— THE EXERCISE —
Transcribe the full listing below exactly.

Stored data:
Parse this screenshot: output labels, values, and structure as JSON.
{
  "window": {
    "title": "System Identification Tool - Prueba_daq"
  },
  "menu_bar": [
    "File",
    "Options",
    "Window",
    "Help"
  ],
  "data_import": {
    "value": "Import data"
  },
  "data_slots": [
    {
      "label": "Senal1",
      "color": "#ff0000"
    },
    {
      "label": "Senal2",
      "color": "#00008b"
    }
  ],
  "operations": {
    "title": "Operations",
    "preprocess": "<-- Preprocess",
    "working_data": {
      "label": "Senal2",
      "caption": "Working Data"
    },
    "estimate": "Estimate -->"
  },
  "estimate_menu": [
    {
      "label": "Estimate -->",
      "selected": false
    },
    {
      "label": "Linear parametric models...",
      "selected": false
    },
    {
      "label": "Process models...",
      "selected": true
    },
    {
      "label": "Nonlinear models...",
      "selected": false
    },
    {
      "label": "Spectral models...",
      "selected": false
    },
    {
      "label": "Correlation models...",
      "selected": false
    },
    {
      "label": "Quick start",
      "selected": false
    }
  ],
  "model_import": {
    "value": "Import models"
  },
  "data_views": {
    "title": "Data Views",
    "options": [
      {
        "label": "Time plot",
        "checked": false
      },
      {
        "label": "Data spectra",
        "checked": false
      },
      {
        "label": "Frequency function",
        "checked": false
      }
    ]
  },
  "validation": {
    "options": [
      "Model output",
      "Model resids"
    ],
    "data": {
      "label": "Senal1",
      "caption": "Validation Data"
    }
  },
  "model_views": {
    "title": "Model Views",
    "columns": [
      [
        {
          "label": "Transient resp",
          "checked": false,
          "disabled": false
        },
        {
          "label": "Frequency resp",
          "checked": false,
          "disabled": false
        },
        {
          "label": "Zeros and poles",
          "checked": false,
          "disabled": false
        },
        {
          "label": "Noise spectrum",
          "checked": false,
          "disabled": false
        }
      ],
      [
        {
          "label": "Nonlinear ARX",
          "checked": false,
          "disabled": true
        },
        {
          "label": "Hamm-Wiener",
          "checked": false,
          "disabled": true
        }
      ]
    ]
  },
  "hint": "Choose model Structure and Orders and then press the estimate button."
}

— ANSWER TO THIS PROBLEM —
Parse this screenshot: output labels, values, and structure as JSON.
{
  "window": {
    "title": "System Identification Tool - Prueba_daq"
  },
  "menu_bar": [
    "File",
    "Options",
    "Window",
    "Help"
  ],
  "data_import": {
    "value": "Import data"
  },
  "data_slots": [
    {
      "label": "Senal1",
      "color": "#ff0000"
    },
    {
      "label": "Senal2",
      "color": "#00008b"
    }
  ],
  "operations": {
    "title": "Operations",
    "preprocess": "<-- Preprocess",
    "working_data": {
      "label": "Senal2",
      "caption": "Working Data"
    },
    "estimate": "Estimate -->"
  },
  "estimate_menu": [
    {
      "label": "Estimate -->",
      "selected": false
    },
    {
      "label": "Linear parametric models...",
      "selected": false
    },
    {
      "label": "Process models...",
      "selected": true
    },
    {
      "label": "Nonlinear models...",
      "selected": false
    },
    {
      "label": "Spectral models...",
      "selected": false
    },
    {
      "label": "Correlation models...",
      "selected": false
    },
    {
      "label": "Quick start",
      "selected": false
    }
  ],
  "model_import": {
    "value": "Import models"
  },
  "data_views": {
    "title": "Data Views",
    "options": [
      {
        "label": "Time plot",
        "checked": false
      },
      {
        "label": "Data spectra",
        "checked": false
      },
      {
        "label": "Frequency function",
        "checked": false
      }
    ]
  },
  "validation": {
    "options": [
      "Model output",
      "Model resids"
    ],
    "data": {
      "label": "Senal1",
      "caption": "Validation Data"
    }
  },
  "model_views": {
    "title": "Model Views",
    "columns": [
      [
        {
          "label": "Transient resp",
          "checked": false,
          "disabled": false
        },
        {
          "label": "Frequency resp",
          "checked": false,
          "disabled": false
        },
        {
          "label": "Zeros and poles",
          "checked": false,
          "disabled": false
        },
        {
          "label": "Noise spectrum",
          "checked": false,
          "disabled": false
        }
      ],
      [
        {
          "label": "Nonlinear ARX",
          "checked": false,
          "disabled": true
        },
        {
          "label": "Hamm-Wiener",
          "checked": false,
          "disabled": true
        }
      ]
    ]
  },
  "hint": "Choose model Structure and Orders and then press the estimate button."
}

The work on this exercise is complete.